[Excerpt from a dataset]
[BEGIN]

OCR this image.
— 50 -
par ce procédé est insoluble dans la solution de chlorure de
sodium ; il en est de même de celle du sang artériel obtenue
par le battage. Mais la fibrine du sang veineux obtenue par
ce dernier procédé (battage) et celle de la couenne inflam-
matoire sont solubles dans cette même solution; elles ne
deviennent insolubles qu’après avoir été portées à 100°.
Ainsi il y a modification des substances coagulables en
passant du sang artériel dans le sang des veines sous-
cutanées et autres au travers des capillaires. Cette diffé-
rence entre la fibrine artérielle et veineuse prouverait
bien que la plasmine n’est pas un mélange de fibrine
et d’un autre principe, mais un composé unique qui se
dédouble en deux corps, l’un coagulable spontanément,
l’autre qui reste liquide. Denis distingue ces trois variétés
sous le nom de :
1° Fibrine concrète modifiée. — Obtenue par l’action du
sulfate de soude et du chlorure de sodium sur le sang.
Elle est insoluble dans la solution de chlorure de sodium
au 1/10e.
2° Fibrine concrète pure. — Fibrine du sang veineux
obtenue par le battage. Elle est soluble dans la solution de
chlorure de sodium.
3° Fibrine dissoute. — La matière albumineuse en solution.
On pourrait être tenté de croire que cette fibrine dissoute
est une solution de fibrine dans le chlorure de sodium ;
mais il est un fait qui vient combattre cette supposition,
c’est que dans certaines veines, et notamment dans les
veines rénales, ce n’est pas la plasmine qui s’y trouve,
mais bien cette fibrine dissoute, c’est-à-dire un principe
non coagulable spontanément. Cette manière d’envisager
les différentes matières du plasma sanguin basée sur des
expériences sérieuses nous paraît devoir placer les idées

[END]

Do this:
Retype the records that precede this task, keeping them exactly the same.

Output of the task:
OCR this image.
— 50 -
par ce procédé est insoluble dans la solution de chlorure de
sodium ; il en est de même de celle du sang artériel obtenue
par le battage. Mais la fibrine du sang veineux obtenue par
ce dernier procédé (battage) et celle de la couenne inflam-
matoire sont solubles dans cette même solution; elles ne
deviennent insolubles qu’après avoir été portées à 100°.
Ainsi il y a modification des substances coagulables en
passant du sang artériel dans le sang des veines sous-
cutanées et autres au travers des capillaires. Cette diffé-
rence entre la fibrine artérielle et veineuse prouverait
bien que la plasmine n’est pas un mélange de fibrine
et d’un autre principe, mais un composé unique qui se
dédouble en deux corps, l’un coagulable spontanément,
l’autre qui reste liquide. Denis distingue ces trois variétés
sous le nom de :
1° Fibrine concrète modifiée. — Obtenue par l’action du
sulfate de soude et du chlorure de sodium sur le sang.
Elle est insoluble dans la solution de chlorure de sodium
au 1/10e.
2° Fibrine concrète pure. — Fibrine du sang veineux
obtenue par le battage. Elle est soluble dans la solution de
chlorure de sodium.
3° Fibrine dissoute. — La matière albumineuse en solution.
On pourrait être tenté de croire que cette fibrine dissoute
est une solution de fibrine dans le chlorure de sodium ;
mais il est un fait qui vient combattre cette supposition,
c’est que dans certaines veines, et notamment dans les
veines rénales, ce n’est pas la plasmine qui s’y trouve,
mais bien cette fibrine dissoute, c’est-à-dire un principe
non coagulable spontanément. Cette manière d’envisager
les différentes matières du plasma sanguin basée sur des
expériences sérieuses nous paraît devoir placer les idées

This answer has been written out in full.